** start of Data for this exercise **

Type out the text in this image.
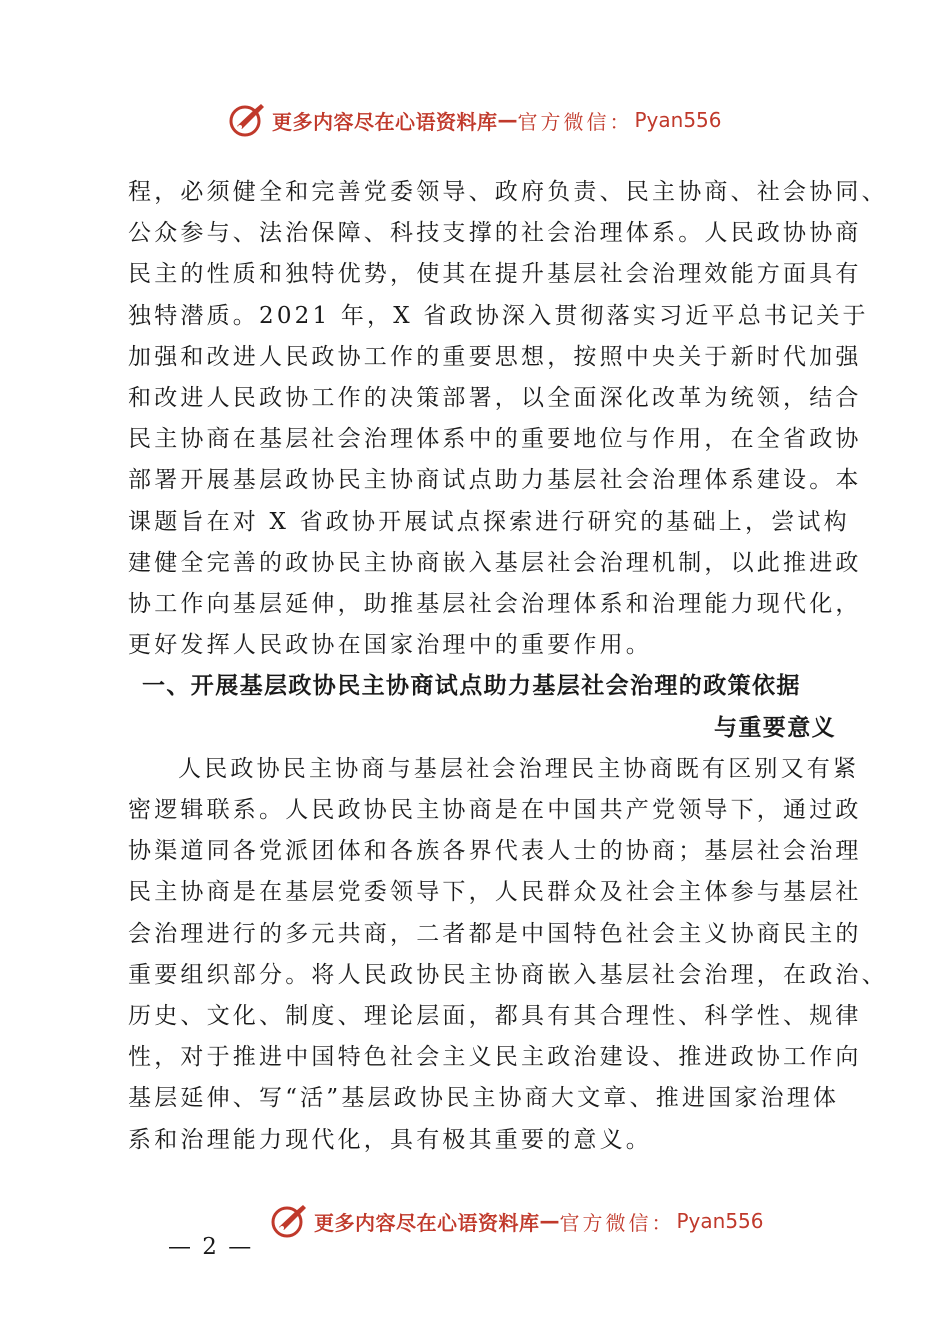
更多内容尽在心语资料库 — 官方微信： Pyan556
程，必须健全和完善党委领导、政府负责、民主协商、社会协同、
公众参与、法治保障、科技支撑的社会治理体系。人民政协协商
民主的性质和独特优势，使其在提升基层社会治理效能方面具有
独特潜质。2021 年，X 省政协深入贯彻落实习近平总书记关于
加强和改进人民政协工作的重要思想，按照中央关于新时代加强
和改进人民政协工作的决策部署，以全面深化改革为统领，结合
民主协商在基层社会治理体系中的重要地位与作用，在全省政协
部署开展基层政协民主协商试点助力基层社会治理体系建设。本
课题旨在对 X 省政协开展试点探索进行研究的基础上，尝试构
建健全完善的政协民主协商嵌入基层社会治理机制，以此推进政
协工作向基层延伸，助推基层社会治理体系和治理能力现代化，
更好发挥人民政协在国家治理中的重要作用。
一、开展基层政协民主协商试点助力基层社会治理的政策依据
与重要意义
人民政协民主协商与基层社会治理民主协商既有区别又有紧
密逻辑联系。人民政协民主协商是在中国共产党领导下，通过政
协渠道同各党派团体和各族各界代表人士的协商；基层社会治理
民主协商是在基层党委领导下，人民群众及社会主体参与基层社
会治理进行的多元共商，二者都是中国特色社会主义协商民主的
重要组织部分。将人民政协民主协商嵌入基层社会治理，在政治、
历史、文化、制度、理论层面，都具有其合理性、科学性、规律
性，对于推进中国特色社会主义民主政治建设、推进政协工作向
基层延伸、写“活”基层政协民主协商大文章、推进国家治理体
系和治理能力现代化，具有极其重要的意义。
更多内容尽在心语资料库 — 官方微信： Pyan556
— 2 —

** end of Data for this exercise **

▶ **Exercise**
Quote the material exactly. Pictures stay out.

▶ **Exercise output**
Type out the text in this image.
更多内容尽在心语资料库 — 官方微信： Pyan556
程，必须健全和完善党委领导、政府负责、民主协商、社会协同、
公众参与、法治保障、科技支撑的社会治理体系。人民政协协商
民主的性质和独特优势，使其在提升基层社会治理效能方面具有
独特潜质。2021 年，X 省政协深入贯彻落实习近平总书记关于
加强和改进人民政协工作的重要思想，按照中央关于新时代加强
和改进人民政协工作的决策部署，以全面深化改革为统领，结合
民主协商在基层社会治理体系中的重要地位与作用，在全省政协
部署开展基层政协民主协商试点助力基层社会治理体系建设。本
课题旨在对 X 省政协开展试点探索进行研究的基础上，尝试构
建健全完善的政协民主协商嵌入基层社会治理机制，以此推进政
协工作向基层延伸，助推基层社会治理体系和治理能力现代化，
更好发挥人民政协在国家治理中的重要作用。
一、开展基层政协民主协商试点助力基层社会治理的政策依据
与重要意义
人民政协民主协商与基层社会治理民主协商既有区别又有紧
密逻辑联系。人民政协民主协商是在中国共产党领导下，通过政
协渠道同各党派团体和各族各界代表人士的协商；基层社会治理
民主协商是在基层党委领导下，人民群众及社会主体参与基层社
会治理进行的多元共商，二者都是中国特色社会主义协商民主的
重要组织部分。将人民政协民主协商嵌入基层社会治理，在政治、
历史、文化、制度、理论层面，都具有其合理性、科学性、规律
性，对于推进中国特色社会主义民主政治建设、推进政协工作向
基层延伸、写“活”基层政协民主协商大文章、推进国家治理体
系和治理能力现代化，具有极其重要的意义。
更多内容尽在心语资料库 — 官方微信： Pyan556
— 2 —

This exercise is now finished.